» **DIRECTION**: Repeat each entry as written, dropping any picture you find.

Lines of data

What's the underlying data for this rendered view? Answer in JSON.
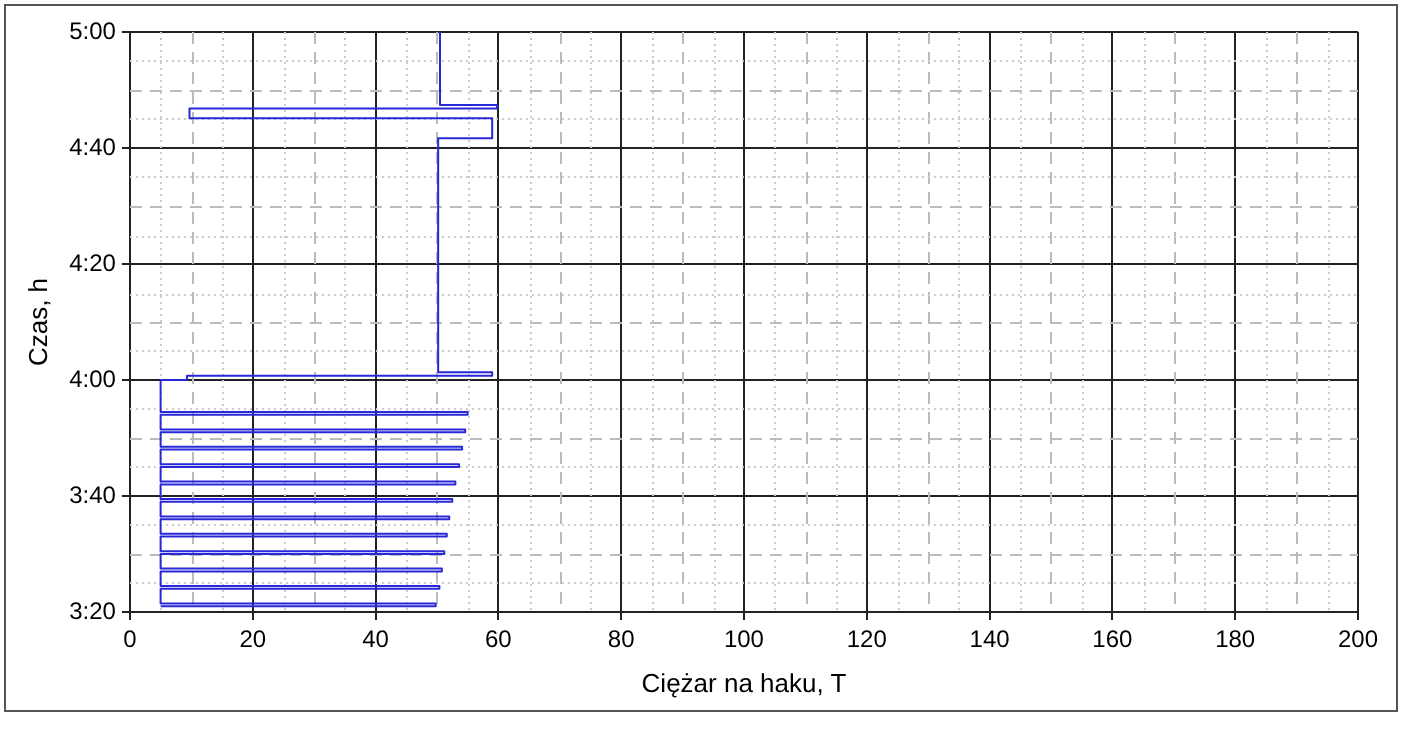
{
  "chart_data": {
    "type": "line",
    "xlabel": "Ciężar na haku, T",
    "ylabel": "Czas, h",
    "xlim": [
      0,
      200
    ],
    "xticks": [
      0,
      20,
      40,
      60,
      80,
      100,
      120,
      140,
      160,
      180,
      200
    ],
    "ylim": [
      3.333333,
      5
    ],
    "yticks": [
      {
        "value": 3.333333,
        "label": "3:20"
      },
      {
        "value": 3.666667,
        "label": "3:40"
      },
      {
        "value": 4,
        "label": "4:00"
      },
      {
        "value": 4.333333,
        "label": "4:20"
      },
      {
        "value": 4.666667,
        "label": "4:40"
      },
      {
        "value": 5,
        "label": "5:00"
      }
    ],
    "grid": true,
    "legend": false,
    "marker": "none",
    "line_style": "solid",
    "series": [
      {
        "color": "#2828d8",
        "x": [
          5,
          49.8,
          49.8,
          5,
          5,
          50.4,
          50.4,
          5,
          5,
          50.8,
          50.8,
          5,
          5,
          51.2,
          51.2,
          5,
          5,
          51.6,
          51.6,
          5,
          5,
          52.0,
          52.0,
          5,
          5,
          52.5,
          52.5,
          5,
          5,
          53.0,
          53.0,
          5,
          5,
          53.6,
          53.6,
          5,
          5,
          54.1,
          54.1,
          5,
          5,
          54.6,
          54.6,
          5,
          5,
          55.0,
          55.0,
          5,
          5,
          9.3,
          9.3,
          59,
          59,
          50.2,
          50.2,
          59,
          59,
          9.7,
          9.7,
          59.8,
          59.8,
          50.5,
          50.5
        ],
        "values": [
          3.35,
          3.35,
          3.358,
          3.358,
          3.4,
          3.4,
          3.408,
          3.408,
          3.45,
          3.45,
          3.458,
          3.458,
          3.5,
          3.5,
          3.508,
          3.508,
          3.55,
          3.55,
          3.558,
          3.558,
          3.6,
          3.6,
          3.608,
          3.608,
          3.65,
          3.65,
          3.658,
          3.658,
          3.7,
          3.7,
          3.708,
          3.708,
          3.75,
          3.75,
          3.758,
          3.758,
          3.8,
          3.8,
          3.808,
          3.808,
          3.85,
          3.85,
          3.858,
          3.858,
          3.9,
          3.9,
          3.908,
          3.908,
          4.0,
          4.0,
          4.012,
          4.012,
          4.022,
          4.022,
          4.695,
          4.695,
          4.752,
          4.752,
          4.78,
          4.78,
          4.79,
          4.79,
          5.0
        ]
      }
    ]
  }
}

» **THE REPLY**:
What's the underlying data for this rendered view? Answer in JSON.
{
  "chart_data": {
    "type": "line",
    "xlabel": "Ciężar na haku, T",
    "ylabel": "Czas, h",
    "xlim": [
      0,
      200
    ],
    "xticks": [
      0,
      20,
      40,
      60,
      80,
      100,
      120,
      140,
      160,
      180,
      200
    ],
    "ylim": [
      3.333333,
      5
    ],
    "yticks": [
      {
        "value": 3.333333,
        "label": "3:20"
      },
      {
        "value": 3.666667,
        "label": "3:40"
      },
      {
        "value": 4,
        "label": "4:00"
      },
      {
        "value": 4.333333,
        "label": "4:20"
      },
      {
        "value": 4.666667,
        "label": "4:40"
      },
      {
        "value": 5,
        "label": "5:00"
      }
    ],
    "grid": true,
    "legend": false,
    "marker": "none",
    "line_style": "solid",
    "series": [
      {
        "color": "#2828d8",
        "x": [
          5,
          49.8,
          49.8,
          5,
          5,
          50.4,
          50.4,
          5,
          5,
          50.8,
          50.8,
          5,
          5,
          51.2,
          51.2,
          5,
          5,
          51.6,
          51.6,
          5,
          5,
          52.0,
          52.0,
          5,
          5,
          52.5,
          52.5,
          5,
          5,
          53.0,
          53.0,
          5,
          5,
          53.6,
          53.6,
          5,
          5,
          54.1,
          54.1,
          5,
          5,
          54.6,
          54.6,
          5,
          5,
          55.0,
          55.0,
          5,
          5,
          9.3,
          9.3,
          59,
          59,
          50.2,
          50.2,
          59,
          59,
          9.7,
          9.7,
          59.8,
          59.8,
          50.5,
          50.5
        ],
        "values": [
          3.35,
          3.35,
          3.358,
          3.358,
          3.4,
          3.4,
          3.408,
          3.408,
          3.45,
          3.45,
          3.458,
          3.458,
          3.5,
          3.5,
          3.508,
          3.508,
          3.55,
          3.55,
          3.558,
          3.558,
          3.6,
          3.6,
          3.608,
          3.608,
          3.65,
          3.65,
          3.658,
          3.658,
          3.7,
          3.7,
          3.708,
          3.708,
          3.75,
          3.75,
          3.758,
          3.758,
          3.8,
          3.8,
          3.808,
          3.808,
          3.85,
          3.85,
          3.858,
          3.858,
          3.9,
          3.9,
          3.908,
          3.908,
          4.0,
          4.0,
          4.012,
          4.012,
          4.022,
          4.022,
          4.695,
          4.695,
          4.752,
          4.752,
          4.78,
          4.78,
          4.79,
          4.79,
          5.0
        ]
      }
    ]
  }
}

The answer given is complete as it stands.